[Extracted records]
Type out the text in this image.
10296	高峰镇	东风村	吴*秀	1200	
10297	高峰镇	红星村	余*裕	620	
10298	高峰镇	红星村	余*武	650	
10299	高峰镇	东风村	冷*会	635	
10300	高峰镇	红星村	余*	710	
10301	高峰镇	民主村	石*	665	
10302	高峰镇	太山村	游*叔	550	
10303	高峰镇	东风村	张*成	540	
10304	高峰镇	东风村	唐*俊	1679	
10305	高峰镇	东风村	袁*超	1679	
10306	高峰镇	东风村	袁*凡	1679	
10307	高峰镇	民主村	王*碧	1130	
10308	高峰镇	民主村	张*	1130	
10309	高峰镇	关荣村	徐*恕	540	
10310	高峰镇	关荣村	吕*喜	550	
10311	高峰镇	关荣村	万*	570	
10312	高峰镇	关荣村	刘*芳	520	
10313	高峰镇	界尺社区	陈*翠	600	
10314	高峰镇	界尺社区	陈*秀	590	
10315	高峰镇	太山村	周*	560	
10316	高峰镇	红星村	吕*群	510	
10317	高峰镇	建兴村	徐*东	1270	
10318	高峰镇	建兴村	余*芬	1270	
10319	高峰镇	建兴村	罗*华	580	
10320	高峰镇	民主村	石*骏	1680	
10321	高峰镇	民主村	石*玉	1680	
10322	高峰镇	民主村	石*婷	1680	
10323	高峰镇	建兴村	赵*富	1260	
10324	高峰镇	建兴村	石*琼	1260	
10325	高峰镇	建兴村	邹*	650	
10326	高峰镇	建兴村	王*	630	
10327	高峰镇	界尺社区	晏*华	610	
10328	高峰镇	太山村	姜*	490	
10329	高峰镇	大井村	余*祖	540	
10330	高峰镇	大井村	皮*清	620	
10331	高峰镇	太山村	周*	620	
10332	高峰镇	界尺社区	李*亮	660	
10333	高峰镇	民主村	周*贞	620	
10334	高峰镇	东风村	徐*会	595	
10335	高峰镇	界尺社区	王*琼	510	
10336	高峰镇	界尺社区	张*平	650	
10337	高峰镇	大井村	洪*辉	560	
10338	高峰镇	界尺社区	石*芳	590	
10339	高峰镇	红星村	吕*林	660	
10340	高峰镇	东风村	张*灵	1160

WRITTEN REQUEST: Every entry above needs to be quoted exactly.

WRITTEN SOLUTION:
Type out the text in this image.
10296	高峰镇	东风村	吴*秀	1200	
10297	高峰镇	红星村	余*裕	620	
10298	高峰镇	红星村	余*武	650	
10299	高峰镇	东风村	冷*会	635	
10300	高峰镇	红星村	余*	710	
10301	高峰镇	民主村	石*	665	
10302	高峰镇	太山村	游*叔	550	
10303	高峰镇	东风村	张*成	540	
10304	高峰镇	东风村	唐*俊	1679	
10305	高峰镇	东风村	袁*超	1679	
10306	高峰镇	东风村	袁*凡	1679	
10307	高峰镇	民主村	王*碧	1130	
10308	高峰镇	民主村	张*	1130	
10309	高峰镇	关荣村	徐*恕	540	
10310	高峰镇	关荣村	吕*喜	550	
10311	高峰镇	关荣村	万*	570	
10312	高峰镇	关荣村	刘*芳	520	
10313	高峰镇	界尺社区	陈*翠	600	
10314	高峰镇	界尺社区	陈*秀	590	
10315	高峰镇	太山村	周*	560	
10316	高峰镇	红星村	吕*群	510	
10317	高峰镇	建兴村	徐*东	1270	
10318	高峰镇	建兴村	余*芬	1270	
10319	高峰镇	建兴村	罗*华	580	
10320	高峰镇	民主村	石*骏	1680	
10321	高峰镇	民主村	石*玉	1680	
10322	高峰镇	民主村	石*婷	1680	
10323	高峰镇	建兴村	赵*富	1260	
10324	高峰镇	建兴村	石*琼	1260	
10325	高峰镇	建兴村	邹*	650	
10326	高峰镇	建兴村	王*	630	
10327	高峰镇	界尺社区	晏*华	610	
10328	高峰镇	太山村	姜*	490	
10329	高峰镇	大井村	余*祖	540	
10330	高峰镇	大井村	皮*清	620	
10331	高峰镇	太山村	周*	620	
10332	高峰镇	界尺社区	李*亮	660	
10333	高峰镇	民主村	周*贞	620	
10334	高峰镇	东风村	徐*会	595	
10335	高峰镇	界尺社区	王*琼	510	
10336	高峰镇	界尺社区	张*平	650	
10337	高峰镇	大井村	洪*辉	560	
10338	高峰镇	界尺社区	石*芳	590	
10339	高峰镇	红星村	吕*林	660	
10340	高峰镇	东风村	张*灵	1160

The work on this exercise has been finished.